__EXERCISE__: Take all the material and copy it exactly.

Source records
----------------

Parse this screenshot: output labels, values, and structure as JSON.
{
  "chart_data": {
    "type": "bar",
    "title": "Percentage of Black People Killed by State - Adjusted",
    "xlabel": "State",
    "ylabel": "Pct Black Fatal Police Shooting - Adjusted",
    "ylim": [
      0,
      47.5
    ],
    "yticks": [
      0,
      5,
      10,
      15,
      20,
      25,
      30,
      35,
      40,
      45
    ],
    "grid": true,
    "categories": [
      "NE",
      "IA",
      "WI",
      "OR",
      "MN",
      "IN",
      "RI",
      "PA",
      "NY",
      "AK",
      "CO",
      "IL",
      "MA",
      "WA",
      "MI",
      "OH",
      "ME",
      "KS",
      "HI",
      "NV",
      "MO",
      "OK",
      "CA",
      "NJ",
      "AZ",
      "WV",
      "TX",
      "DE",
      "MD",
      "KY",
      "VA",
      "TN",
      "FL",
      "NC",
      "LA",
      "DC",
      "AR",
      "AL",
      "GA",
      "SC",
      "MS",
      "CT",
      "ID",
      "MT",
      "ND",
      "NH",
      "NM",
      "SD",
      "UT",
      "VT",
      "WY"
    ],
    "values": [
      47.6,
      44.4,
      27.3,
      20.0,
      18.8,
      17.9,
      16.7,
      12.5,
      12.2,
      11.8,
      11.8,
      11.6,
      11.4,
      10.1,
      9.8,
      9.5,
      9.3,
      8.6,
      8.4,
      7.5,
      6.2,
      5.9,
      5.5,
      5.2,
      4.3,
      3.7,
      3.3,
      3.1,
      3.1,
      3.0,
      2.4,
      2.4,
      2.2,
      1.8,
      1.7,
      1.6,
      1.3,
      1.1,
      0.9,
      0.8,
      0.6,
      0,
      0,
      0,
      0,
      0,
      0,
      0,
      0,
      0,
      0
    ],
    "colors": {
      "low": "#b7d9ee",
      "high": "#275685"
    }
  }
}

----------------

__TASK RESPONSE__:
Parse this screenshot: output labels, values, and structure as JSON.
{
  "chart_data": {
    "type": "bar",
    "title": "Percentage of Black People Killed by State - Adjusted",
    "xlabel": "State",
    "ylabel": "Pct Black Fatal Police Shooting - Adjusted",
    "ylim": [
      0,
      47.5
    ],
    "yticks": [
      0,
      5,
      10,
      15,
      20,
      25,
      30,
      35,
      40,
      45
    ],
    "grid": true,
    "categories": [
      "NE",
      "IA",
      "WI",
      "OR",
      "MN",
      "IN",
      "RI",
      "PA",
      "NY",
      "AK",
      "CO",
      "IL",
      "MA",
      "WA",
      "MI",
      "OH",
      "ME",
      "KS",
      "HI",
      "NV",
      "MO",
      "OK",
      "CA",
      "NJ",
      "AZ",
      "WV",
      "TX",
      "DE",
      "MD",
      "KY",
      "VA",
      "TN",
      "FL",
      "NC",
      "LA",
      "DC",
      "AR",
      "AL",
      "GA",
      "SC",
      "MS",
      "CT",
      "ID",
      "MT",
      "ND",
      "NH",
      "NM",
      "SD",
      "UT",
      "VT",
      "WY"
    ],
    "values": [
      47.6,
      44.4,
      27.3,
      20.0,
      18.8,
      17.9,
      16.7,
      12.5,
      12.2,
      11.8,
      11.8,
      11.6,
      11.4,
      10.1,
      9.8,
      9.5,
      9.3,
      8.6,
      8.4,
      7.5,
      6.2,
      5.9,
      5.5,
      5.2,
      4.3,
      3.7,
      3.3,
      3.1,
      3.1,
      3.0,
      2.4,
      2.4,
      2.2,
      1.8,
      1.7,
      1.6,
      1.3,
      1.1,
      0.9,
      0.8,
      0.6,
      0,
      0,
      0,
      0,
      0,
      0,
      0,
      0,
      0,
      0
    ],
    "colors": {
      "low": "#b7d9ee",
      "high": "#275685"
    }
  }
}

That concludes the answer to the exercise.